ESPECTáCULOS › “NADIE SABE”, DE KORE-EDA HIROKAZU, INICIO LA COMPETENCIA OFICIAL DEL FESTIVAL
Cuando los chicos se olvidan de los adultos
El director japonés, viejo conocido del Festival de Buenos Aires, presentó un film en el que cuatro niños se las arreglan para salir adelante en un departamento sin recurrir a ayuda externa. El chileno Patricio Guzmán mostró el documental Salvador Allende.
Por Luciano Monteagudo
Contradiciendo todos los pronósticos, el sol volvió a brillar sobre la Croisette. Los trabajadores temporarios de la cultura, que amenazaban con una huelga que podía paralizar al festival, como sucedió el año pasado en Avignon, llegaron a una trabajosa y muy francesa tregua con las autoridades (el domingo podrán manifestar oficialmente en las escalinatas del Palais y hacer escuchar sus reivindicaciones, como si fuera un acontecimiento más de la programación). Y la competencia oficial se abrió de la mejor manera posible, con Daremo shirinai, o Nadie sabe, de Kore-eda Hirokazu. El director japonés, que allá por 1999 ganó la competencia del primer Bafici porteño con su segundo largometraje, After Life, llegó ahora a Cannes con un film de una belleza muy singular, que confirma a Japón como a uno de los países más originales a la hora de trazar el mapa del cine mundial.
Nacido en Tokio en 1962, Kore-eda pertenece aproximadamente a la misma generación de Naomi Kawase y Kiyoshi Kurosawa (dos cineastas ya bien conocidos por los cinéfilos porteños a través del Festival de Buenos Aires) y comenzó trabajando en el campo del documental, lo que explica en parte la inmediatez de registro y la naturalidad que supo extraer de sus actores no profesionales, un grupo de cuatro chicos de entre 12 y 5 años. La historia de su nueva película, a su vez, proviene de un hecho real, que conoció a través de los diarios y que le llamó particularmente la atención, hasta que decidió recrearlo en una ficción: unos niños que vivieron absolutamente solos en un departamento de Tokio por más de seis meses, sin que ningún adulto reparara en su presencia. O en su ausencia.
Lo que plantea el film de Kore-eda va más allá de la típica historia de la niñez abandonada. Hay algo en Nadie sabe que trasciende la mera denuncia social para poner el acento en cambio en una suerte de pequeña utopía infantil, que el film transmite de una manera muy calma y, al mismo tiempo, muy poderosa. El director tampoco se ocupa de repartir culpas: la madre, por razones que la película se cuida muy bien de explicar, ha tenido sin duda una vida difícil y carga con cuatro hijos de distintos padres. Ninguno va al colegio y tres de ellos están de polizones en un departamento cuyo propietario –como muchos en Tokio, según deja inferir la película– no estima demasiado a los niños, porque se supone que son ruidosos y molestan a los otros inquilinos. Después de varias ausencias prolongadas, la madre un día deja el departamento a cargo de Akira, el hijo mayor, aparentemente con la idea de formar otra pareja y de volver más adelante a buscarlos. Pero los días pasan, las estaciones –siempre tan importantes en el concepción del tiempo que tienen los japoneses– van cambiando y los dos varones y las dos nenas deben arreglarse solos, sin la ayuda de nadie, salvo algunos pocos adolescentes, que llegan a conocer la situación y no les parece que tenga algún sentido pedir el auxilio de los adultos.

──────────────────────────────

Consigna 1: Traduce al inglés esta oración de la reseña de Nadie sabe: «Contradiciendo todos los pronósticos, el sol volvió a brillar sobre la Croisette.»
Consigna 2: Prosigue la reseña de Nadie sabe desde el punto en que termina.
Las líneas no intervienen en esto.

Información mostrada:
──────────────────────────────

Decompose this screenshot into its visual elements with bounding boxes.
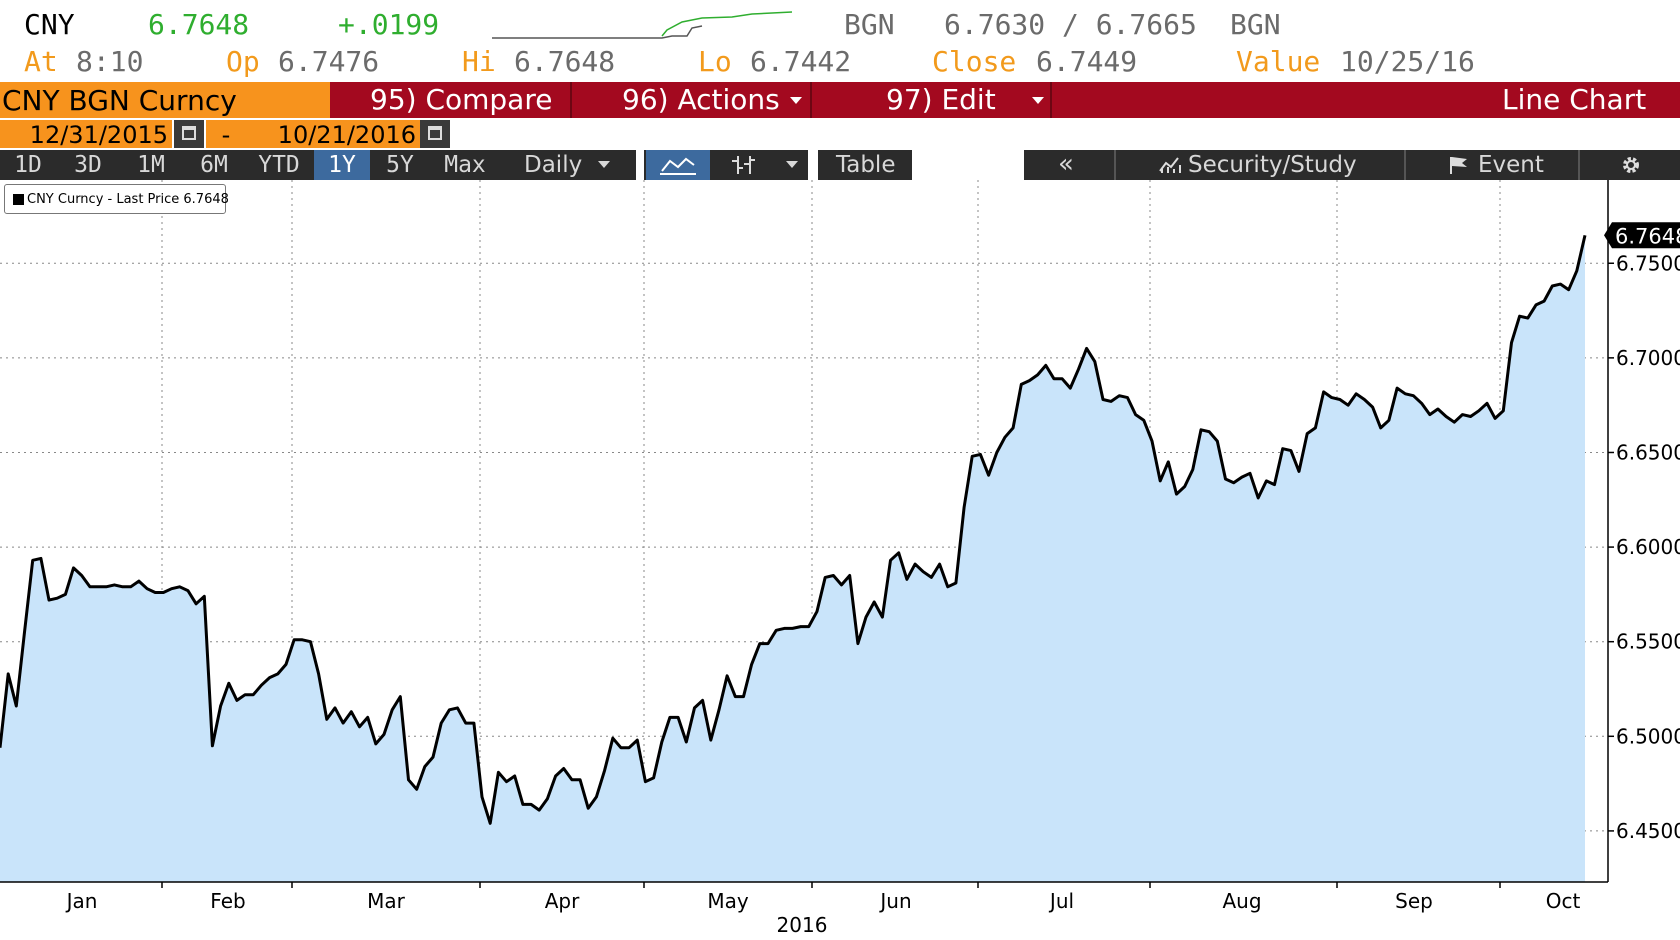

──────────────────────────────

Respuesta 1: Defying all forecasts, the sun shone once again over the Croisette.

Respuesta 2:
La falta de agua corriente, de gas, de electricidad y aun de comida van dejando paulatinamente de ser un problema sin solución. De una u otra manera, los chicos se las ingenian para sobrevivir y van formando lazos cada vez más fuertes entre ellos. No reniegan del mundo exterior, pero sí del mundo adulto, del que están seguros que no tiene nada para ofrecerles, salvo una amable indiferencia. Lo notable del film de Kore-eda es la manera en que consigue narrar su historia, con una sensibilidad que no tiene nada de sentimentalismo o sensiblería, como si se hubiera dejado guiar en su tono –seco, preciso– por el de sus pequeños actores, que van madurando frente a la cámara, que los va esculpiendo en el tiempo.
El tiempo es también el tema central de Salvador Allende, el sólido documental del realizador chileno Patricio Guzmán, que ha dedicado casi toda su obra al mismo tema y que ahora vuelve a abordarlo desde una nueva perspectiva. El director de las tres partes de La batalla de Chile y de El caso Pinochet vuelve aquí una vez más a Santiago y expone ante la cámara los únicos, los últimos objetos que se conservan del legendario presidente chileno: su reloj, su billetera vacía, su carnet del Partido Socialista, los restos de sus consabidos anteojos, que parecían formar parte inherente de su rostro. A partir de allí, Guzmán comienza a rascar obstinadamente las costras en la memoria reacia de la sociedad chilena y recupera la figura de un estadista que fue capaz de liderar un hecho inédito en los años de fuego de América latina: una revolución socialista por la vía democrática.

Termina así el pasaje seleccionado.